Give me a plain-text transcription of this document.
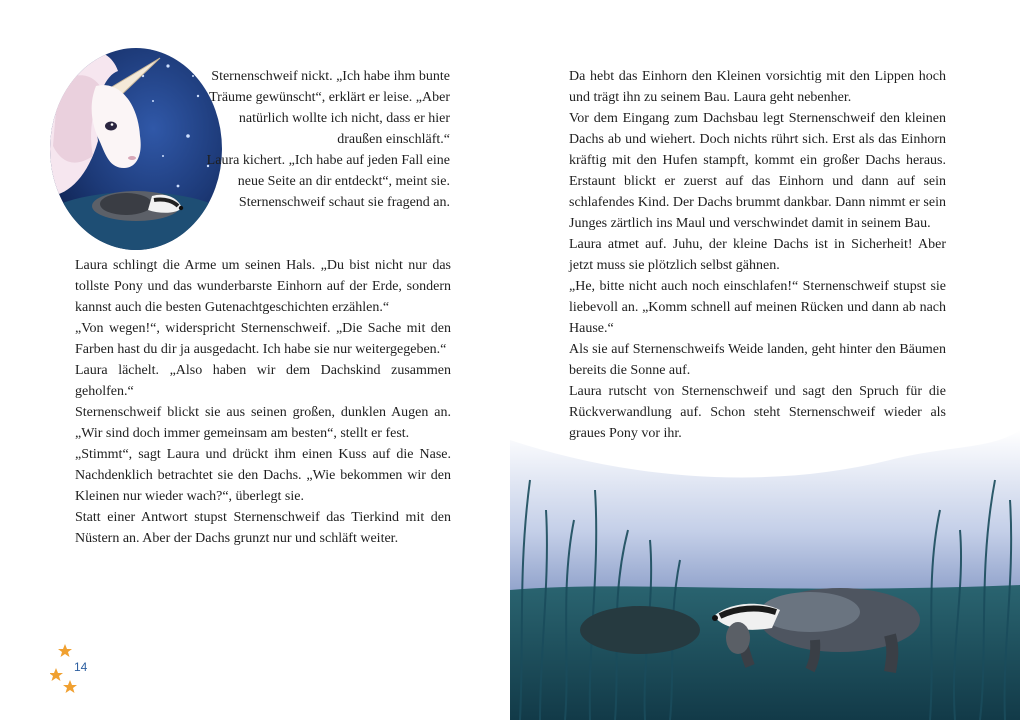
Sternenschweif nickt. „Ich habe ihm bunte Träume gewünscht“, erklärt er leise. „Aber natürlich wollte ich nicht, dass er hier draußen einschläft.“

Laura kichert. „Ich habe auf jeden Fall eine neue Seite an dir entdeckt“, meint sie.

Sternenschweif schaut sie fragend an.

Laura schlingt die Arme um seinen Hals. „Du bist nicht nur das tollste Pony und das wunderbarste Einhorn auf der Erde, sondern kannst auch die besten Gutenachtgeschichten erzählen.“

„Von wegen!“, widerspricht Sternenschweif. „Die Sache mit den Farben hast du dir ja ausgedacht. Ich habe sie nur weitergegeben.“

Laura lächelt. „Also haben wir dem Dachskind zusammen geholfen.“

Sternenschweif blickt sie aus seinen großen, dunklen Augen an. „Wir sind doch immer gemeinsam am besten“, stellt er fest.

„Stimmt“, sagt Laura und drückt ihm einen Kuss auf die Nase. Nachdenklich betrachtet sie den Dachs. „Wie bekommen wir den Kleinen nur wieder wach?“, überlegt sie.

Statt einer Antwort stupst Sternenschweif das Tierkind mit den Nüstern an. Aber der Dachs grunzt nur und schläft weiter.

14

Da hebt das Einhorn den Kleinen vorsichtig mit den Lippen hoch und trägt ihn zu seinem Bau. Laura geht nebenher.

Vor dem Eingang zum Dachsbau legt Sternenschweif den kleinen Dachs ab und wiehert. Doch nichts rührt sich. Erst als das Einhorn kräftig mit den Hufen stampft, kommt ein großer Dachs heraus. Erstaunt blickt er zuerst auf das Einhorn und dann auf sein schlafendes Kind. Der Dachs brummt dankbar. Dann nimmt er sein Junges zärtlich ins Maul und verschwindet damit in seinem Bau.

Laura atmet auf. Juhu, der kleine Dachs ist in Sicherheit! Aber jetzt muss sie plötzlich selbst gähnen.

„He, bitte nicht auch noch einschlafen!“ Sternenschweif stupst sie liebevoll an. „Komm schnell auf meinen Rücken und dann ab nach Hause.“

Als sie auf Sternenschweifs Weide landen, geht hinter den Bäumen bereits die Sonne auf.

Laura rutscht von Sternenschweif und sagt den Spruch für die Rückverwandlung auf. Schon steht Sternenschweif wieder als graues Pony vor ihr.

--

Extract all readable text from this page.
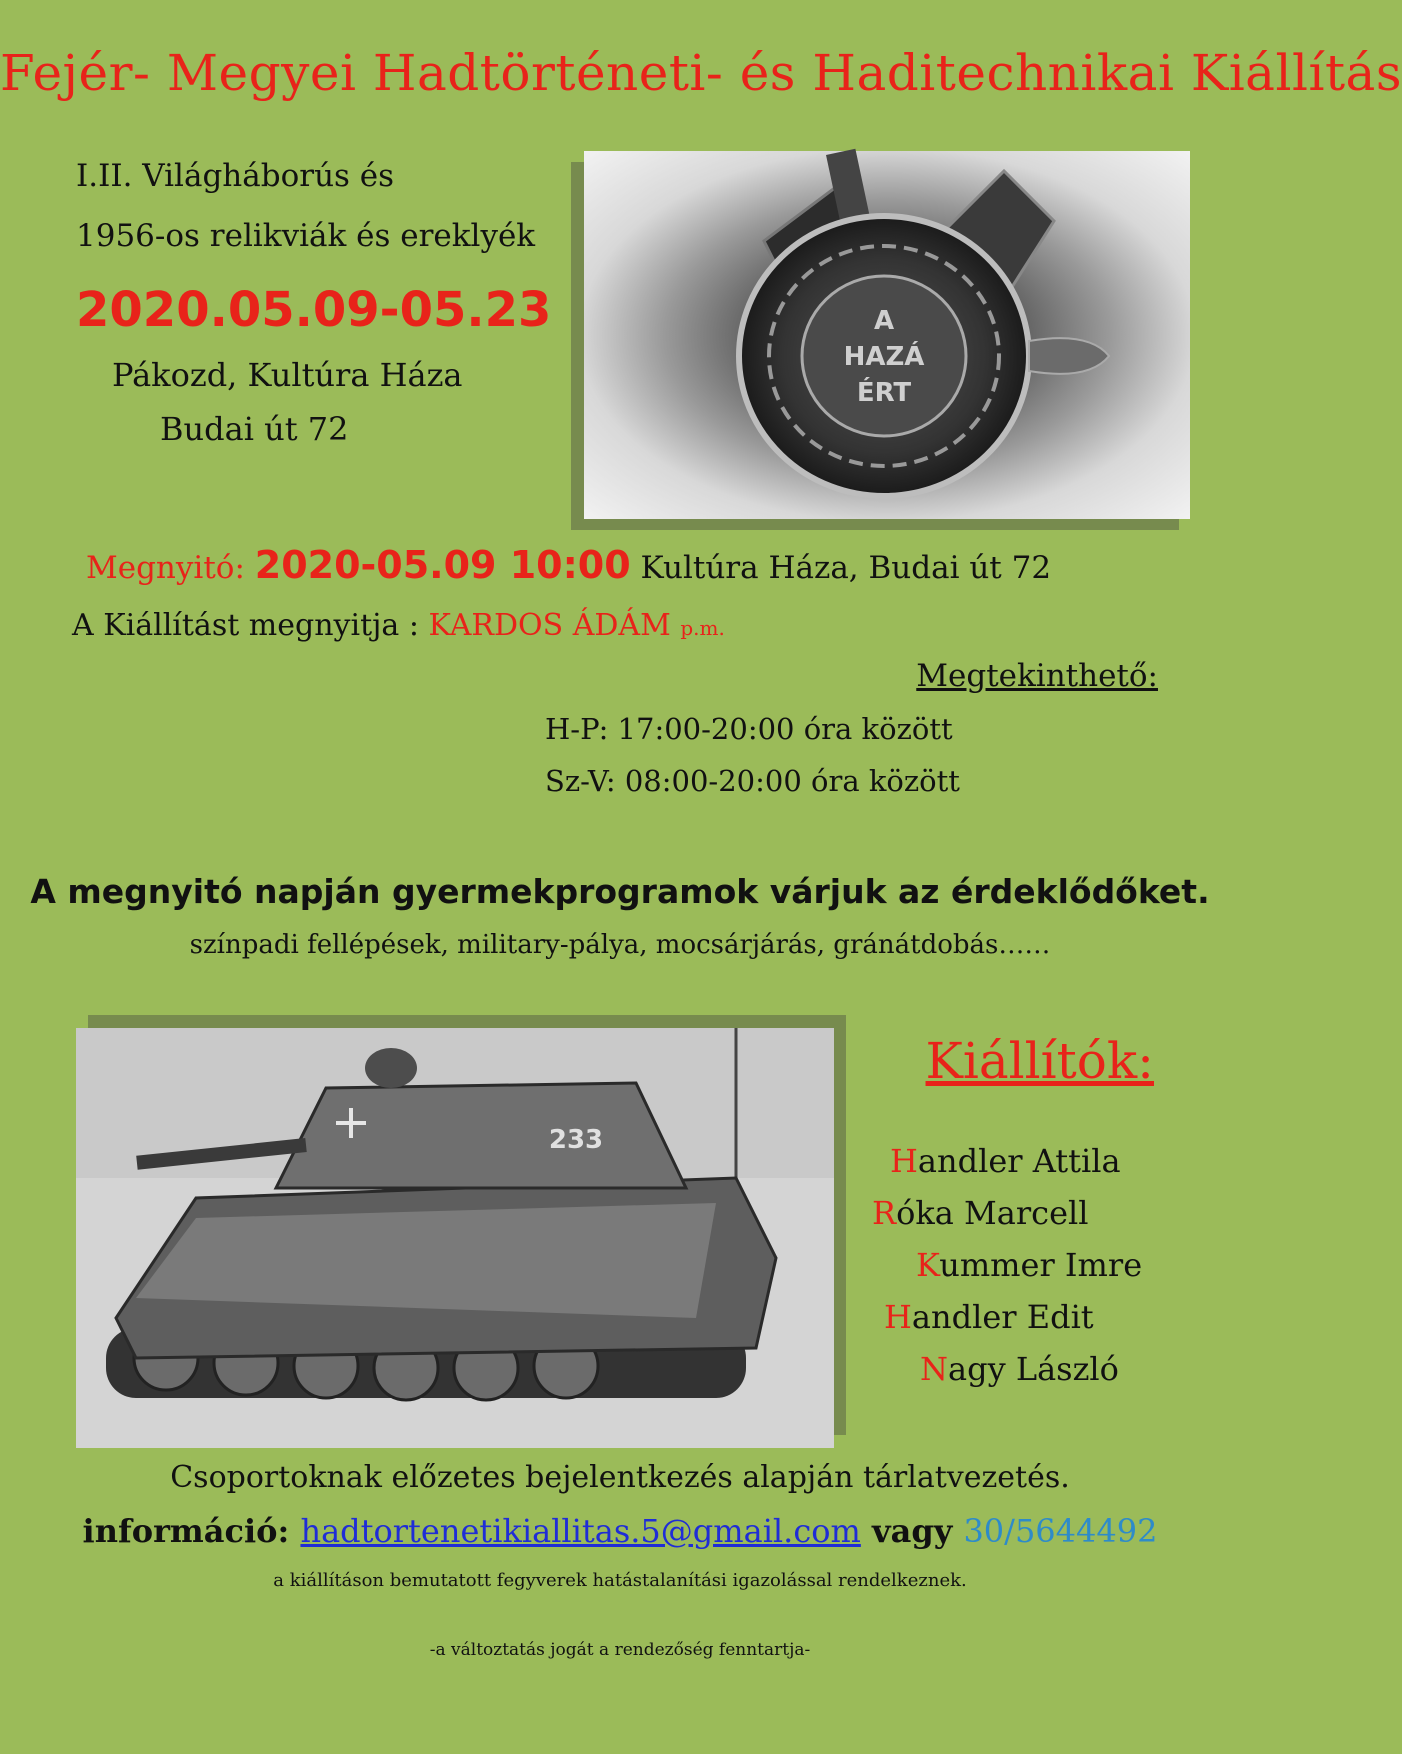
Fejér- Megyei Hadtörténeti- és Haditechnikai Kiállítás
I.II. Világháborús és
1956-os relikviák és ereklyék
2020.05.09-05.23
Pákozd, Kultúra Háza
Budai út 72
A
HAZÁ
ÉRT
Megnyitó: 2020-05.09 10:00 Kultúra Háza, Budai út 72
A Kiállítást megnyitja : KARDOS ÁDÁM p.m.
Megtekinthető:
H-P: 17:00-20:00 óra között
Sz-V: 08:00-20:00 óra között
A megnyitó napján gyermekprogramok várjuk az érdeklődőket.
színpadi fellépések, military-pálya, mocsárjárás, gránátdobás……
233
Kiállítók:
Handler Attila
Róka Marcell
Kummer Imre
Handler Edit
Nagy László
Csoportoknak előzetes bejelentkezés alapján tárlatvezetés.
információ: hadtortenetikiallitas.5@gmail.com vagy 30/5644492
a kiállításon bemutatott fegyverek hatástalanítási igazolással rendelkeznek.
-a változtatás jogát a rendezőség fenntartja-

- Exercise directions -
Show every line above in which the word "this" occurs.

- Response to the exercise -
Give me a plain-text transcription of this document.
Extract all readable text from this page.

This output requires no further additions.